Part of a data file:
======
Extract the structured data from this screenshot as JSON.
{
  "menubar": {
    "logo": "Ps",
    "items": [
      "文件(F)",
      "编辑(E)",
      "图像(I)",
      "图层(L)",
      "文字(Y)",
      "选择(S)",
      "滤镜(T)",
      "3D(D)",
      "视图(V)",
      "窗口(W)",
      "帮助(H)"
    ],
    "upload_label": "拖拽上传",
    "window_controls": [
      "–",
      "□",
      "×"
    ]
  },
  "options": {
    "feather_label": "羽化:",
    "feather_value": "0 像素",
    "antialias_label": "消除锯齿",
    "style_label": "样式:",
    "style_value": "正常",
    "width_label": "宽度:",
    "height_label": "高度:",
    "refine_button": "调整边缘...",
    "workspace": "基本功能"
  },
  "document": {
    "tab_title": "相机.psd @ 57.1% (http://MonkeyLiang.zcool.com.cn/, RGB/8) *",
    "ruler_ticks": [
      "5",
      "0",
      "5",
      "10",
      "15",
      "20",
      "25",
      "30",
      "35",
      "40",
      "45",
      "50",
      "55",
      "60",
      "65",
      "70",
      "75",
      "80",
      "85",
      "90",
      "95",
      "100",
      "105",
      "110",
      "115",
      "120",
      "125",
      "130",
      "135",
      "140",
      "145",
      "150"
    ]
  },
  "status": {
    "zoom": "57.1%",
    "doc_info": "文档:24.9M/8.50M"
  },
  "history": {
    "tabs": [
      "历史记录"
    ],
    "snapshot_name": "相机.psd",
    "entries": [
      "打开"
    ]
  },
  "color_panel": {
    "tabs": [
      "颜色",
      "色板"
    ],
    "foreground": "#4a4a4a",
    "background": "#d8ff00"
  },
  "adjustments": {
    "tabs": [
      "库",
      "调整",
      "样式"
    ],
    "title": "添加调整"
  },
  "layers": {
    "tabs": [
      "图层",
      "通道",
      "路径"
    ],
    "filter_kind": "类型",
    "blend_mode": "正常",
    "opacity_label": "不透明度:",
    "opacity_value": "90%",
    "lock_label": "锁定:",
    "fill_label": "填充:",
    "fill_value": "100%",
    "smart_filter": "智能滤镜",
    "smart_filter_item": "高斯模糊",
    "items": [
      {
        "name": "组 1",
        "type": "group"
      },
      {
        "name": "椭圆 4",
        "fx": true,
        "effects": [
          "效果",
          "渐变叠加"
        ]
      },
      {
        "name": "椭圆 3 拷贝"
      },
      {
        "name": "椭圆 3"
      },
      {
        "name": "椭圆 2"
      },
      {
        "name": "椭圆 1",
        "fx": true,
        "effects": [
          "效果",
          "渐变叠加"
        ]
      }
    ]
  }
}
======
→ **Task directions**
Retype each record exactly, leaving nothing out.

→ **Output**
Extract the structured data from this screenshot as JSON.
{
  "menubar": {
    "logo": "Ps",
    "items": [
      "文件(F)",
      "编辑(E)",
      "图像(I)",
      "图层(L)",
      "文字(Y)",
      "选择(S)",
      "滤镜(T)",
      "3D(D)",
      "视图(V)",
      "窗口(W)",
      "帮助(H)"
    ],
    "upload_label": "拖拽上传",
    "window_controls": [
      "–",
      "□",
      "×"
    ]
  },
  "options": {
    "feather_label": "羽化:",
    "feather_value": "0 像素",
    "antialias_label": "消除锯齿",
    "style_label": "样式:",
    "style_value": "正常",
    "width_label": "宽度:",
    "height_label": "高度:",
    "refine_button": "调整边缘...",
    "workspace": "基本功能"
  },
  "document": {
    "tab_title": "相机.psd @ 57.1% (http://MonkeyLiang.zcool.com.cn/, RGB/8) *",
    "ruler_ticks": [
      "5",
      "0",
      "5",
      "10",
      "15",
      "20",
      "25",
      "30",
      "35",
      "40",
      "45",
      "50",
      "55",
      "60",
      "65",
      "70",
      "75",
      "80",
      "85",
      "90",
      "95",
      "100",
      "105",
      "110",
      "115",
      "120",
      "125",
      "130",
      "135",
      "140",
      "145",
      "150"
    ]
  },
  "status": {
    "zoom": "57.1%",
    "doc_info": "文档:24.9M/8.50M"
  },
  "history": {
    "tabs": [
      "历史记录"
    ],
    "snapshot_name": "相机.psd",
    "entries": [
      "打开"
    ]
  },
  "color_panel": {
    "tabs": [
      "颜色",
      "色板"
    ],
    "foreground": "#4a4a4a",
    "background": "#d8ff00"
  },
  "adjustments": {
    "tabs": [
      "库",
      "调整",
      "样式"
    ],
    "title": "添加调整"
  },
  "layers": {
    "tabs": [
      "图层",
      "通道",
      "路径"
    ],
    "filter_kind": "类型",
    "blend_mode": "正常",
    "opacity_label": "不透明度:",
    "opacity_value": "90%",
    "lock_label": "锁定:",
    "fill_label": "填充:",
    "fill_value": "100%",
    "smart_filter": "智能滤镜",
    "smart_filter_item": "高斯模糊",
    "items": [
      {
        "name": "组 1",
        "type": "group"
      },
      {
        "name": "椭圆 4",
        "fx": true,
        "effects": [
          "效果",
          "渐变叠加"
        ]
      },
      {
        "name": "椭圆 3 拷贝"
      },
      {
        "name": "椭圆 3"
      },
      {
        "name": "椭圆 2"
      },
      {
        "name": "椭圆 1",
        "fx": true,
        "effects": [
          "效果",
          "渐变叠加"
        ]
      }
    ]
  }
}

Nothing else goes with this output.